-- begin Records for processing --

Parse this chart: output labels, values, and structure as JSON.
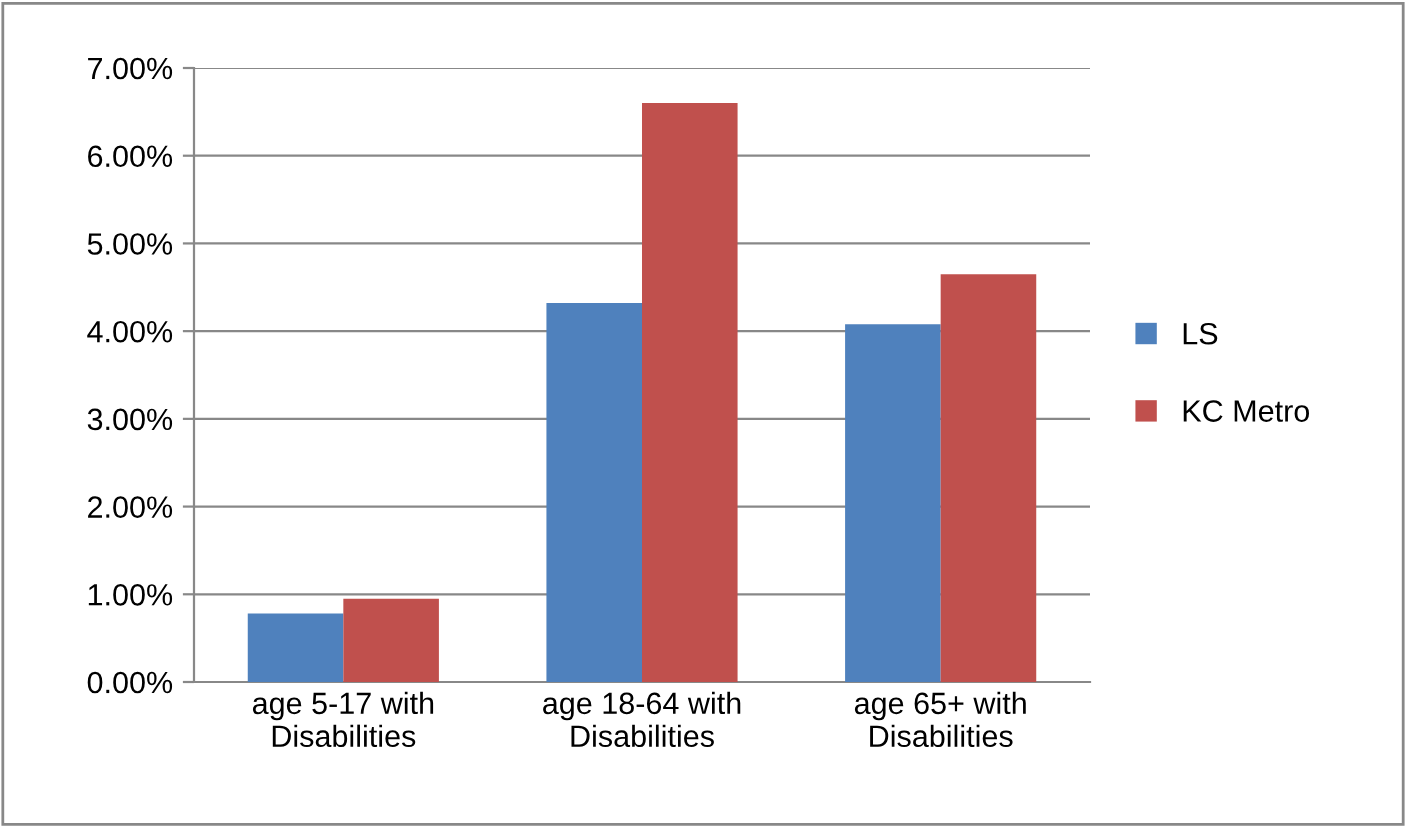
{
  "chart_data": {
    "type": "bar",
    "categories": [
      "age 5-17 with Disabilities",
      "age 18-64 with Disabilities",
      "age 65+ with Disabilities"
    ],
    "series": [
      {
        "name": "LS",
        "color": "#4f81bd",
        "values": [
          0.78,
          4.32,
          4.08
        ]
      },
      {
        "name": "KC Metro",
        "color": "#c0504d",
        "values": [
          0.95,
          6.6,
          4.65
        ]
      }
    ],
    "ylim": [
      0,
      7
    ],
    "yticks": [
      {
        "value": 0,
        "label": "0.00%"
      },
      {
        "value": 1,
        "label": "1.00%"
      },
      {
        "value": 2,
        "label": "2.00%"
      },
      {
        "value": 3,
        "label": "3.00%"
      },
      {
        "value": 4,
        "label": "4.00%"
      },
      {
        "value": 5,
        "label": "5.00%"
      },
      {
        "value": 6,
        "label": "6.00%"
      },
      {
        "value": 7,
        "label": "7.00%"
      }
    ],
    "grid": "y",
    "legend": "right"
  }
}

-- end Records for processing --

The data should be printed again unchanged; leave its pictures out.

Parse this chart: output labels, values, and structure as JSON.
{
  "chart_data": {
    "type": "bar",
    "categories": [
      "age 5-17 with Disabilities",
      "age 18-64 with Disabilities",
      "age 65+ with Disabilities"
    ],
    "series": [
      {
        "name": "LS",
        "color": "#4f81bd",
        "values": [
          0.78,
          4.32,
          4.08
        ]
      },
      {
        "name": "KC Metro",
        "color": "#c0504d",
        "values": [
          0.95,
          6.6,
          4.65
        ]
      }
    ],
    "ylim": [
      0,
      7
    ],
    "yticks": [
      {
        "value": 0,
        "label": "0.00%"
      },
      {
        "value": 1,
        "label": "1.00%"
      },
      {
        "value": 2,
        "label": "2.00%"
      },
      {
        "value": 3,
        "label": "3.00%"
      },
      {
        "value": 4,
        "label": "4.00%"
      },
      {
        "value": 5,
        "label": "5.00%"
      },
      {
        "value": 6,
        "label": "6.00%"
      },
      {
        "value": 7,
        "label": "7.00%"
      }
    ],
    "grid": "y",
    "legend": "right"
  }
}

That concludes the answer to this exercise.